Things to do:
1 > In the article on BBVA's employee wellness initiatives, why has the bank introduced pilot programs for genetic analysis of hereditary heart disease? Answer in one to three sentences.
2 > Extend the article on BBVA's employee wellness initiatives, picking up after its final paragraph.

Following the introduction of new ways of working, the bank is rolling out a range of corporate wellness initiatives aimed at caring for employees' physical and emotional health.
"Over the past few months, we've reached out to our employees to listen to their concerns and evolve our value proposition. Using this information, we've designed several lines of work geared toward talent and career development, as well as topics specifically related to well-being," explains Araceli Morato, Head of Occupational Health at BBVA. Over the year, the bank has implemented its final flexible work pattern, with major work-life balance schemes, and has launched talent-related initiatives, such as Talent Week. "Having outlined the way we want to work, we now want to focus on measures that help make our work more productive and our meetings more efficient. It’s also a matter of just respecting our colleagues' time," she explains.
BBVA has launched an internal corporate wellness campaign aimed at the entire workforce, focusing on physical and emotional health alike. Starting in November, all Group employees can attend courses, workshops and talks on sleep hygiene, managing emotions and anxiety, preventing brain aging, physical exercise and nutrition, in partnership with experts from the Hospital Clínic de Barcelona and Sanitas, among other institutions.
For several years, the bank has sponsored in-house campaigns aimed at preventing diseases such as cancer, heart disease and stroke. It has now introduced pilot programs for genetic analysis of hereditary heart disease in order to provide early intervention. 24-hour psychological support is also available. "At BBVA we've always been concerned about our employees' health and well-being. After the pandemic, however, we realized we needed to focus more on certain key issues, such as emotional well-being. We believe it's vital not to lose sight of the individual circumstances in which each person is living each situation, and to offer a wide range of initiatives within the framework of emotional health," she explained.

Provided information:
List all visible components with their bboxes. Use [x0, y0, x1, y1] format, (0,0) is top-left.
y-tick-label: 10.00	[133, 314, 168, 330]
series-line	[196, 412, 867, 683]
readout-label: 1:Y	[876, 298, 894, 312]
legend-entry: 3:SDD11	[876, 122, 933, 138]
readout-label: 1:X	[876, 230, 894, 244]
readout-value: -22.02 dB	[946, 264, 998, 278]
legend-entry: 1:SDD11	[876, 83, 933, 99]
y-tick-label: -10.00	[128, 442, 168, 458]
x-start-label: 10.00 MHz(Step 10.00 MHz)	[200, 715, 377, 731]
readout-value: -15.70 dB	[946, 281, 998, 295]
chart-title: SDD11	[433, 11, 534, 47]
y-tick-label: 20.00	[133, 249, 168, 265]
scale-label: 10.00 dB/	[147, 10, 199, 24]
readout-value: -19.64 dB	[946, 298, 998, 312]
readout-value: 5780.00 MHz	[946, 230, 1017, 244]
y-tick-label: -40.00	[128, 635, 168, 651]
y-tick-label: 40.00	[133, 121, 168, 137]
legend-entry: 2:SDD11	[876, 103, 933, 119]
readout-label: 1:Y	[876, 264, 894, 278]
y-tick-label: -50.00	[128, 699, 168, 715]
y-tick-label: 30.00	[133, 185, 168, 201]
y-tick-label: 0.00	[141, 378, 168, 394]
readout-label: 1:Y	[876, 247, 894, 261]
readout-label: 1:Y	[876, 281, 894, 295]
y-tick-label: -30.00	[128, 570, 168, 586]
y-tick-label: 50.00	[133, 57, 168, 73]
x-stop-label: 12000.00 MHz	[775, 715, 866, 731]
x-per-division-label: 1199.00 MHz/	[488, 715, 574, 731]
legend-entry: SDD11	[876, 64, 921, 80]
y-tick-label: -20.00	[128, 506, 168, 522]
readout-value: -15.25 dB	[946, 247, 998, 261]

Answers to the problems:
1 > The bank introduced these pilot programs to provide early intervention. They build on its long-running in-house campaigns to prevent diseases such as cancer, heart disease and stroke.

2 >
A pilot project that has already been successfully tested among the employees of Ciudad BBVA, Madrid, stands out among the activities implemented: a knitting workshop in which a group of employees had the opportunity to learn how to knit and create their own garments. This activity, provided by the company We Are Knitters, is becoming a trend in large companies due to its benefits in learning processes, mental engagement and healthy development. "Following the positive feedback we have expanded these workshops to reach more employees. We'd like to create an internal community to connect future knitters, as we did with the mindfulness community, which already involves more than 2,300 employees," said Morato.
This program expands BBVA's value proposition to its workforce. It will expand to all the countries where the bank operates and will grow with the launch of new initiatives over the next year. "We strive to provide our employees with the best possible working environment because, for us, the people who make BBVA so distinctive are the bank's main asset," she concluded.